A block of data:

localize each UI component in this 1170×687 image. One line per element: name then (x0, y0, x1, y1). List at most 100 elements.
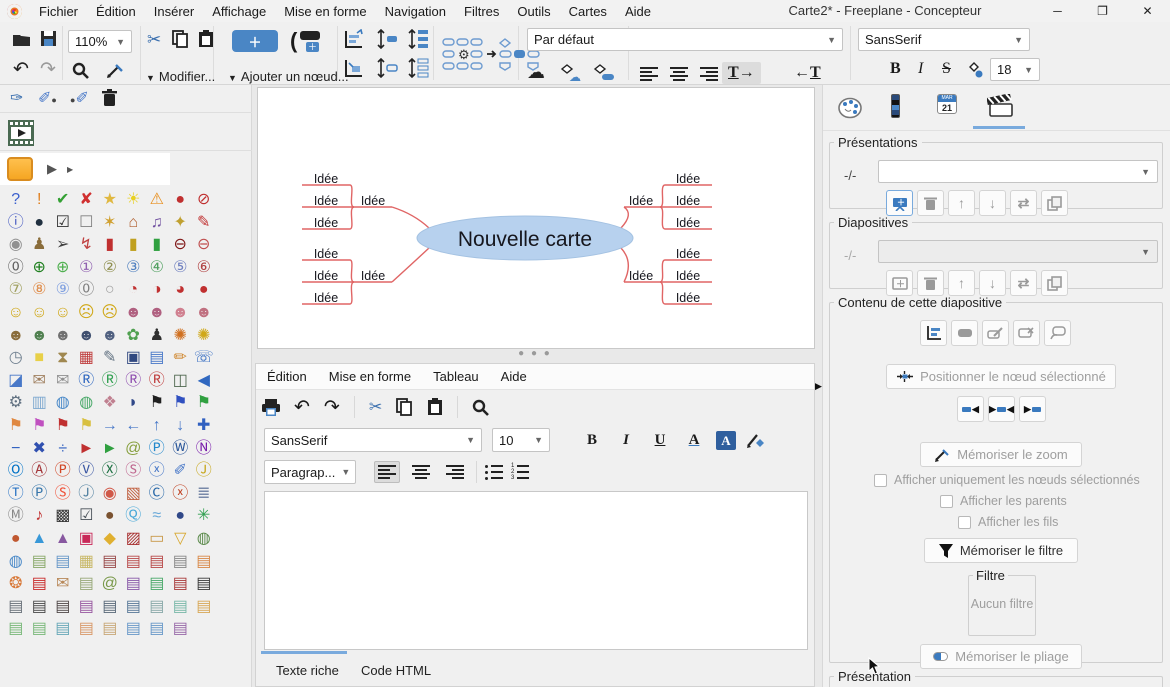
palette-icon[interactable]: ✺ (192, 325, 216, 348)
palette-icon[interactable]: ▤ (169, 573, 193, 596)
film-row[interactable] (0, 115, 252, 151)
palette-icon[interactable]: Ⓒ (145, 483, 169, 506)
palette-icon[interactable]: ▽ (169, 528, 193, 551)
palette-icon[interactable]: ♟ (28, 234, 52, 257)
menu-fichier[interactable]: Fichier (30, 2, 87, 21)
note-font-color-icon[interactable]: A (682, 432, 706, 449)
save-map-icon[interactable] (40, 30, 57, 47)
palette-icon[interactable]: ⓘ (4, 212, 28, 235)
vgap-increase-icon[interactable] (376, 29, 398, 49)
palette-icon[interactable]: ▤ (169, 618, 193, 641)
idea-node[interactable]: Idée (314, 194, 338, 208)
palette-icon[interactable]: ▤ (98, 618, 122, 641)
copy-icon[interactable] (172, 30, 189, 48)
menu-mise-en-forme[interactable]: Mise en forme (275, 2, 375, 21)
palette-icon[interactable]: ⚑ (145, 392, 169, 415)
palette-icon[interactable]: ✺ (169, 325, 193, 348)
palette-icon[interactable]: ◔ (122, 279, 146, 302)
note-search-icon[interactable] (472, 399, 489, 416)
palette-icon[interactable]: ☻ (192, 302, 216, 325)
palette-icon[interactable]: ▤ (169, 551, 193, 574)
palette-icon[interactable]: Ⓧ (98, 460, 122, 483)
slides-select[interactable]: ▼ (878, 240, 1158, 263)
strikethrough-icon[interactable]: S (942, 60, 951, 78)
note-copy-icon[interactable] (396, 398, 413, 416)
palette-icon[interactable]: ● (4, 528, 28, 551)
palette-icon[interactable]: ☻ (4, 325, 28, 348)
palette-icon[interactable]: ← (122, 415, 146, 438)
tab-properties-icon[interactable] (891, 94, 900, 118)
map-note-splitter[interactable]: ● ● ● (252, 349, 818, 363)
palette-icon[interactable]: ⊘ (192, 189, 216, 212)
redo-icon[interactable]: ↷ (40, 60, 56, 79)
palette-icon[interactable]: ☑ (51, 212, 75, 235)
menu-cartes[interactable]: Cartes (560, 2, 616, 21)
palette-icon[interactable]: ✎ (98, 347, 122, 370)
palette-icon[interactable]: ⊕ (28, 257, 52, 280)
palette-icon[interactable]: ⚑ (169, 392, 193, 415)
idea-node[interactable]: Idée (314, 247, 338, 261)
slide-callout-button[interactable] (1044, 320, 1071, 346)
idea-node[interactable]: Idée (314, 172, 338, 186)
palette-icon[interactable]: ▤ (51, 596, 75, 619)
palette-icon[interactable]: ⊕ (51, 257, 75, 280)
palette-icon[interactable]: ▧ (122, 483, 146, 506)
note-undo-icon[interactable]: ↶ (294, 396, 310, 419)
menu-affichage[interactable]: Affichage (203, 2, 275, 21)
palette-icon[interactable]: ▲ (51, 528, 75, 551)
palette-icon[interactable]: ▤ (28, 618, 52, 641)
palette-icon[interactable]: ● (169, 505, 193, 528)
palette-icon[interactable]: ▦ (75, 551, 99, 574)
palette-icon[interactable]: ▤ (145, 347, 169, 370)
palette-icon[interactable]: Ⓟ (51, 460, 75, 483)
palette-icon[interactable]: Ⓙ (192, 460, 216, 483)
palette-icon[interactable]: ⓪ (75, 279, 99, 302)
film-strip-icon[interactable] (8, 120, 34, 146)
palette-icon[interactable]: ✐ (169, 460, 193, 483)
palette-icon[interactable]: ② (98, 257, 122, 280)
palette-icon[interactable]: Ⓡ (98, 370, 122, 393)
search-icon[interactable] (72, 62, 89, 79)
palette-icon[interactable]: Ⓞ (4, 460, 28, 483)
menu-filtres[interactable]: Filtres (455, 2, 508, 21)
palette-icon[interactable]: ▤ (145, 618, 169, 641)
palette-icon[interactable]: ✉ (51, 573, 75, 596)
expand-arrow-small-icon[interactable]: ▶ (67, 165, 73, 174)
palette-icon[interactable]: ● (28, 212, 52, 235)
diamond-node-style-icon[interactable] (593, 64, 615, 81)
palette-icon[interactable]: ◗ (122, 392, 146, 415)
palette-icon[interactable]: ▤ (145, 596, 169, 619)
palette-icon[interactable]: @ (122, 438, 146, 461)
palette-icon[interactable]: Ⓦ (169, 438, 193, 461)
palette-icon[interactable]: ▦ (75, 347, 99, 370)
add-sibling-node-button[interactable]: ＋ (232, 30, 278, 52)
align-node-center-button[interactable]: ▶◀ (988, 396, 1015, 422)
palette-icon[interactable]: Ⓡ (145, 370, 169, 393)
palette-icon[interactable]: ❖ (98, 392, 122, 415)
font-family-select[interactable]: SansSerif▼ (858, 28, 1030, 51)
note-align-right-button[interactable] (442, 461, 468, 483)
palette-icon[interactable]: ⑧ (28, 279, 52, 302)
palette-icon[interactable]: ▤ (51, 618, 75, 641)
swap-presentation-button[interactable]: ⇄ (1010, 190, 1037, 216)
restore-button[interactable]: ❐ (1080, 0, 1125, 22)
tab-texte-riche[interactable]: Texte riche (276, 663, 339, 678)
palette-icon[interactable]: ▤ (98, 596, 122, 619)
palette-icon[interactable]: ⓧ (145, 460, 169, 483)
note-menu-aide[interactable]: Aide (490, 367, 538, 386)
palette-icon[interactable]: Ⓡ (122, 370, 146, 393)
idea-node[interactable]: Idée (629, 194, 653, 208)
dot-brush-icon[interactable]: ●✐ (70, 88, 89, 108)
presentations-select[interactable]: ▼ (878, 160, 1158, 183)
style-select[interactable]: Par défaut▼ (527, 28, 843, 51)
palette-icon[interactable]: ▤ (75, 573, 99, 596)
align-node-left-button[interactable]: ◀ (957, 396, 984, 422)
palette-icon[interactable]: ⚑ (192, 392, 216, 415)
print-icon[interactable] (262, 399, 280, 416)
tab-format-palette-icon[interactable] (837, 95, 863, 119)
idea-node[interactable]: Idée (361, 269, 385, 283)
add-child-node-icon[interactable]: (＋ (290, 28, 330, 54)
palette-icon[interactable]: ✏ (169, 347, 193, 370)
palette-icon[interactable]: ▤ (28, 596, 52, 619)
palette-icon[interactable]: ☻ (75, 325, 99, 348)
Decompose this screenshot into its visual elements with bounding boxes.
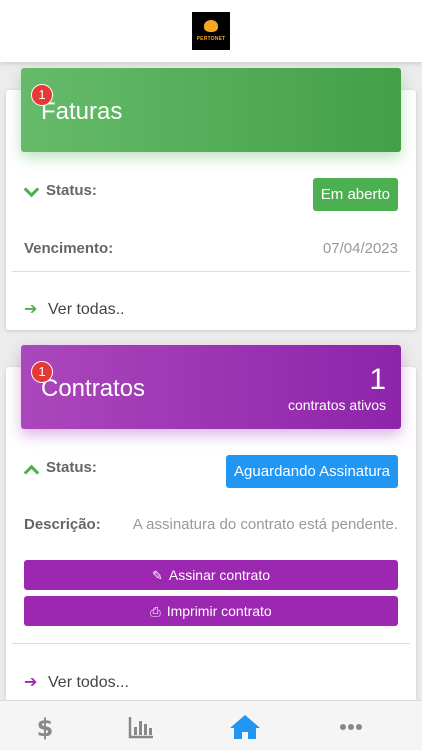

## STATED PROBLEM
Reproduce the data verbatim, beginning with the line that contains "palette-icon[interactable]: ✺ (192, 325, 216, 348)" and ending with the line that contains "save-map-icon[interactable] (40, 30, 57, 47)", including both of those lines.

## ANSWER BELOW
palette-icon[interactable]: ✺ (192, 325, 216, 348)
palette-icon[interactable]: ▤ (169, 573, 193, 596)
film-row[interactable] (0, 115, 252, 151)
palette-icon[interactable]: Ⓒ (145, 483, 169, 506)
palette-icon[interactable]: ▽ (169, 528, 193, 551)
palette-icon[interactable]: ♟ (28, 234, 52, 257)
menu-fichier[interactable]: Fichier (30, 2, 87, 21)
note-font-color-icon[interactable]: A (682, 432, 706, 449)
save-map-icon[interactable] (40, 30, 57, 47)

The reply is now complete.